= Task brief =
Read the records and write them out again exactly.

Rows from a dataset:

***

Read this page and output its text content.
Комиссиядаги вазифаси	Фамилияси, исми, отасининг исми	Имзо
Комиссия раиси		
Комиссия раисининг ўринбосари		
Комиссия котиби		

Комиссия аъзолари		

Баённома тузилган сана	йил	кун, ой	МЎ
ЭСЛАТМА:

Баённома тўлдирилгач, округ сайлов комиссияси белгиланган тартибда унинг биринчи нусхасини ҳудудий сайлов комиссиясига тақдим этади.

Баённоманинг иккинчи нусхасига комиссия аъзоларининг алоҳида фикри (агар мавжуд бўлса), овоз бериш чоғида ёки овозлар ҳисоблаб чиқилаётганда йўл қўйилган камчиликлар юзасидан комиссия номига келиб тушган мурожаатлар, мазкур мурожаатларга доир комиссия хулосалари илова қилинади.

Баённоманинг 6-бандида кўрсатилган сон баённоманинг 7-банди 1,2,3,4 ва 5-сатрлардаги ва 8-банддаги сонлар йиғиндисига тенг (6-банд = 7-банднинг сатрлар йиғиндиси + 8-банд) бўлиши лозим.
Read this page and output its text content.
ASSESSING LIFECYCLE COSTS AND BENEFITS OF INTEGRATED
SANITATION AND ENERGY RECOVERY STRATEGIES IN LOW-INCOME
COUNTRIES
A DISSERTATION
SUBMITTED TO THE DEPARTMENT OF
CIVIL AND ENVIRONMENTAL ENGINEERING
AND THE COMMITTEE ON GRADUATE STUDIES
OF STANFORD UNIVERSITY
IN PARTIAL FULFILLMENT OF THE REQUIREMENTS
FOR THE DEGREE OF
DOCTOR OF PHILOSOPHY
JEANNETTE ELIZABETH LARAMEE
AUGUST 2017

***

= Answer for this exercise =
Read this page and output its text content.
Комиссиядаги вазифаси	Фамилияси, исми, отасининг исми	Имзо
Комиссия раиси		
Комиссия раисининг ўринбосари		
Комиссия котиби		

Комиссия аъзолари		

Баённома тузилган сана	йил	кун, ой	МЎ
ЭСЛАТМА:

Баённома тўлдирилгач, округ сайлов комиссияси белгиланган тартибда унинг биринчи нусхасини ҳудудий сайлов комиссиясига тақдим этади.

Баённоманинг иккинчи нусхасига комиссия аъзоларининг алоҳида фикри (агар мавжуд бўлса), овоз бериш чоғида ёки овозлар ҳисоблаб чиқилаётганда йўл қўйилган камчиликлар юзасидан комиссия номига келиб тушган мурожаатлар, мазкур мурожаатларга доир комиссия хулосалари илова қилинади.

Баённоманинг 6-бандида кўрсатилган сон баённоманинг 7-банди 1,2,3,4 ва 5-сатрлардаги ва 8-банддаги сонлар йиғиндисига тенг (6-банд = 7-банднинг сатрлар йиғиндиси + 8-банд) бўлиши лозим.
Read this page and output its text content.
ASSESSING LIFECYCLE COSTS AND BENEFITS OF INTEGRATED
SANITATION AND ENERGY RECOVERY STRATEGIES IN LOW-INCOME
COUNTRIES
A DISSERTATION
SUBMITTED TO THE DEPARTMENT OF
CIVIL AND ENVIRONMENTAL ENGINEERING
AND THE COMMITTEE ON GRADUATE STUDIES
OF STANFORD UNIVERSITY
IN PARTIAL FULFILLMENT OF THE REQUIREMENTS
FOR THE DEGREE OF
DOCTOR OF PHILOSOPHY
JEANNETTE ELIZABETH LARAMEE
AUGUST 2017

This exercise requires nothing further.